[Begin Page text]

# Carba-Tec 4SE



## ToddMR (May 13, 2010)

So I got this new lathe yesterday.  I got home and was anxious to turn on it.  The book that comes with it is very lacking in any real directions.  Mounting the variable speed control was cake.  The sticking point was the tail stock and trying to figure out how to get it to move.  I kept moving the handle and the thing would not budge.  The book doesn't tell you anything other than to move it and lock it down.  My old lathe you have to loosen and tighten a nut to get it moved so this was different using a lever.  At one point messing with it the thing suddenly slid fast down the bed and hit the tool rest mount.  This in turn broke off the lever/bar for raising/lowering the rest which was just over top of a bolt.  Then I realized I just hold the handle on the tail stock in the up position and slide it that way.  If I let it drop it has too much tension and will not slide.  I was upset when I tried to call PSI and it was after 8:30 so no one there to answer.  I called this morning and they are sending me a new lever which wasn't a big deal to begin with.  I am VERY happy with the lathe other than the lacking manual.  I turned an ebony cigar pen this morning and WOW it looks nice!  I am sure some of you might get a laugh out of this.  At first I was wondering had I purchased the right lathe, but after using this morning I knew I had.  The only other issue I had last night, which I believe I corrected was when trying to turn it sounded like the motor at times would slow if I put too much pressure when turning etc, but I think what I was actually hearing was the mandrel slowing because this morning a couple times I really put pressure like I have done on my big lathe and I had zero issues.  The 3" tool rest that comes with it isn't bad, but I need to order the 6" today.  I wish I could find a place that sold an adapter since the bar is only 1/2".  So far only PSI sells and you have to get both the 6" & 9" but for $20 I am not complaining lol.  I will probably give this lathe 4 stars only because the book other than mounting the control and part #'s is pretty lame.


----------



## OldGrumpy (May 13, 2010)

*Carba Tec*

You are right about the weaknes of documentation.  However, I have enjoyed the lathe and find it is great for pen making.

[End Page text]

■ Tasks to perform:
1 > List every measurement in inches that appears in the forum thread about the Carba-Tec 4SE lathe.
2 > Answer these questions about the Carba-Tec 4SE thread:
(a) What time had it passed when ToddMR tried to call PSI?
(b) What did ToddMR turn on the new lathe the next morning?
(c) How many stars does ToddMR plan to give the lathe?
3 > Write the next reply in the Carba-Tec 4SE lathe thread, following OldGrumpy's post.

[Begin Records supplied]

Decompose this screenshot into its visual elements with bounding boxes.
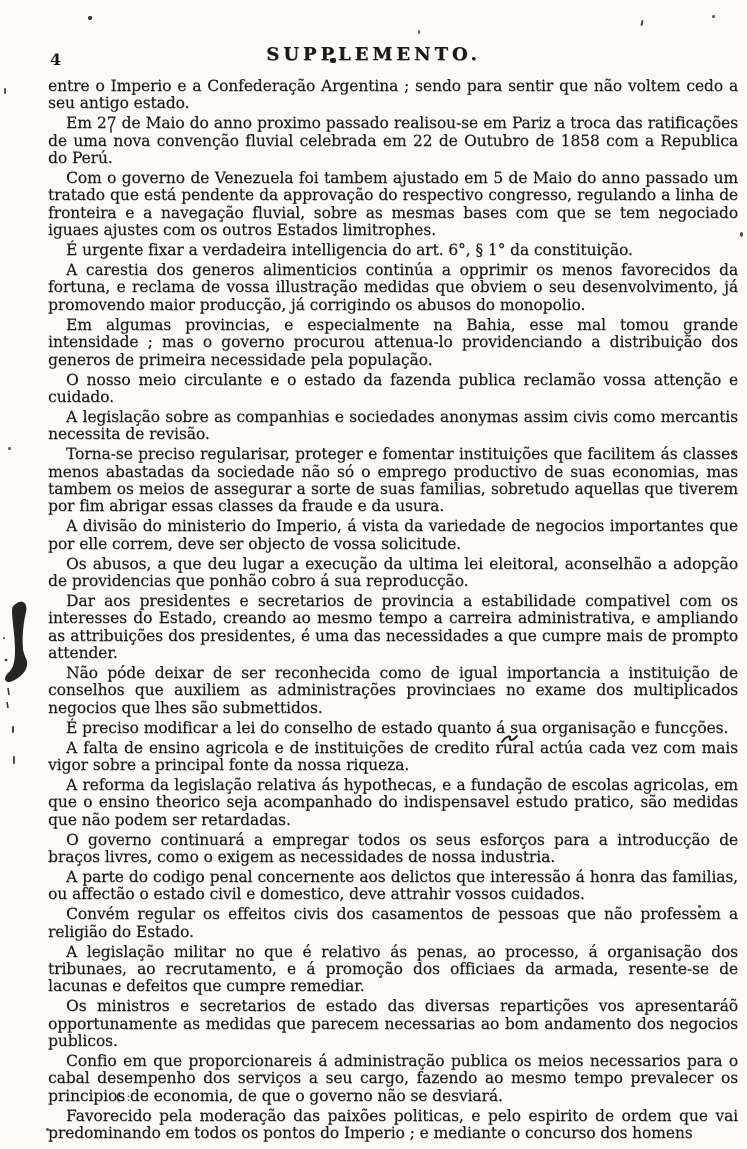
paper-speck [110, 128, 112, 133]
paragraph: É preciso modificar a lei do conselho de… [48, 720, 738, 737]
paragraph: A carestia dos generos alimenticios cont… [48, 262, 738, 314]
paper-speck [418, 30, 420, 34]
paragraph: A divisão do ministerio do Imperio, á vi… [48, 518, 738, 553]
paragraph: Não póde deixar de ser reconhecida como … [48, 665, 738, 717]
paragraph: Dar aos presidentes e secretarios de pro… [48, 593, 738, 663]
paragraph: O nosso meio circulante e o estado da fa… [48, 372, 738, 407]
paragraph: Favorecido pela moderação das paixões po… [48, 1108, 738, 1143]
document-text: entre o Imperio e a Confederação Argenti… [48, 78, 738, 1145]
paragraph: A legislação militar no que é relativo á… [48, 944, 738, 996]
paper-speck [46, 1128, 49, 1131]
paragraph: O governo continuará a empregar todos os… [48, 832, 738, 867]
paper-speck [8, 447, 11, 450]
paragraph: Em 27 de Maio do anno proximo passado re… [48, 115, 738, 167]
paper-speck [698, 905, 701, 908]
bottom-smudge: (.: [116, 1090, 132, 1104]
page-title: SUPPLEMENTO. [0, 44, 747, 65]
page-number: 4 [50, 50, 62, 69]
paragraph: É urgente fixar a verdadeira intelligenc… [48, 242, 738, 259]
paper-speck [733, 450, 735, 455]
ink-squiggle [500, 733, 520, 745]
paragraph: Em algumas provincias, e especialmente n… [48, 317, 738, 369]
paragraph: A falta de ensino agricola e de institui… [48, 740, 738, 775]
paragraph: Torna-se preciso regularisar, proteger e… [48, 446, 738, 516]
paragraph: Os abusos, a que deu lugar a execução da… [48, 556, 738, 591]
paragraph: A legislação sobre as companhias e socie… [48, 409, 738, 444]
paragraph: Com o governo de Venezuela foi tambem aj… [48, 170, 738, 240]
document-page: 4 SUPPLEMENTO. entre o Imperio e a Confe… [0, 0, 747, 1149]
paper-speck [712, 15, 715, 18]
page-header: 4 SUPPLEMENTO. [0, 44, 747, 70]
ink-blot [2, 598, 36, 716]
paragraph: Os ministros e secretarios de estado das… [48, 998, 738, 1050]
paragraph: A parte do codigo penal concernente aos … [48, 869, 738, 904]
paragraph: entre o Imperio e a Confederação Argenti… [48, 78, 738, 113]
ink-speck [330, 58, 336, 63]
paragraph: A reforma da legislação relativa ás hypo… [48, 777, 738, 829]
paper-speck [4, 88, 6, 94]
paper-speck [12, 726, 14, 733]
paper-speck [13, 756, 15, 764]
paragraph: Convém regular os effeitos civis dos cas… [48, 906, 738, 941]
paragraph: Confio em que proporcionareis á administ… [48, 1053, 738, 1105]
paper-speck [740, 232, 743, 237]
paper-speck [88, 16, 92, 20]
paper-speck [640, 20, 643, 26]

[End Records supplied]
[Begin Records supplied]

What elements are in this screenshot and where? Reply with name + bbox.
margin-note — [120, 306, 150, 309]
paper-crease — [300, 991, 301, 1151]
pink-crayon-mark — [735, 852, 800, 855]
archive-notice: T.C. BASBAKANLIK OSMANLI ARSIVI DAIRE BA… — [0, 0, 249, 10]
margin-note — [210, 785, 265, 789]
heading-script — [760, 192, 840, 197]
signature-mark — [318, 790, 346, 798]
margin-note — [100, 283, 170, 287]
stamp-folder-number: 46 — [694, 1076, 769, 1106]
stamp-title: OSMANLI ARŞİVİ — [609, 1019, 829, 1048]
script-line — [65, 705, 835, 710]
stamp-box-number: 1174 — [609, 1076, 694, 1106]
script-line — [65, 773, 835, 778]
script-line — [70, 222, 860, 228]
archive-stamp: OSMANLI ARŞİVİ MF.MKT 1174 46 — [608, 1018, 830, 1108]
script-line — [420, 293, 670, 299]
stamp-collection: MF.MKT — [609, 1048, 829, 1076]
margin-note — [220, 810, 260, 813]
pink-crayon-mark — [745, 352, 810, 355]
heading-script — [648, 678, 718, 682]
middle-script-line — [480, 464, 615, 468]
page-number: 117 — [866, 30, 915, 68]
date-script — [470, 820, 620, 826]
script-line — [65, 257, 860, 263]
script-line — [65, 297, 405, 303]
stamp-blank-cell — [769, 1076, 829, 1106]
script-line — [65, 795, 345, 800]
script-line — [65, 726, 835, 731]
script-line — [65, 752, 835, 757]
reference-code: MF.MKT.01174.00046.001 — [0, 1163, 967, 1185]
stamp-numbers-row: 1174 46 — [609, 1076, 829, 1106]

[End Records supplied]

■ Responses to the exercise:
1 > 3", 6", 9", 1/2"

2 >
(a) 8:30
(b) An ebony cigar pen
(c) 4 stars

3 >
----------



## ToddMR (May 14, 2010)

Well I spoke too soon.  I think I am going to send this thing back.  A couple things I can't get past personally.

1)  The 1/4 HP DC motor just doesn't seem like it has enough behind it
2)  Even with the tool rest lowered all the way it feels like to me that the height between toolrest and mandrel is too close imo.
3)  Not real big on the plastic handles
4)  MT #1 is going to limit me somewhat & the 1/2" tool rest bar will for sure

So my plan is to call PSI and confirm I can send it back.  I am thinking about heading to Woodcraft today and picking up the Jet Mini Lathe.  Yes it won't be VS, but I think at this point I would be happier.  Just me personally.  I have been trying to tell myself I am happy, when in fact I am not.  I will let you all know what happens.


----------



## 2cor520 (May 14, 2010)

Todd, I have been using the Jet mini for years and love it.  Changing the belt isn't a problem at all.


----------



## ToddMR (May 14, 2010)

2cor520 said:


> Todd, I have been using the Jet mini for years and love it.  Changing the belt isn't a problem at all.



Yeah I know it won't be an issue.  My big lathe is controlled like that.  I am picking up the Jet lathe here in a couple hours.  If anything else I can always get the VS controller for it later.


----------



## DurocShark (May 22, 2010)

You might get a better response from PSI if you upgrade to a TCPro or Commander. I don't know of anybody who has a Commander yet, but I have a Turncrafter Pro and am really happy.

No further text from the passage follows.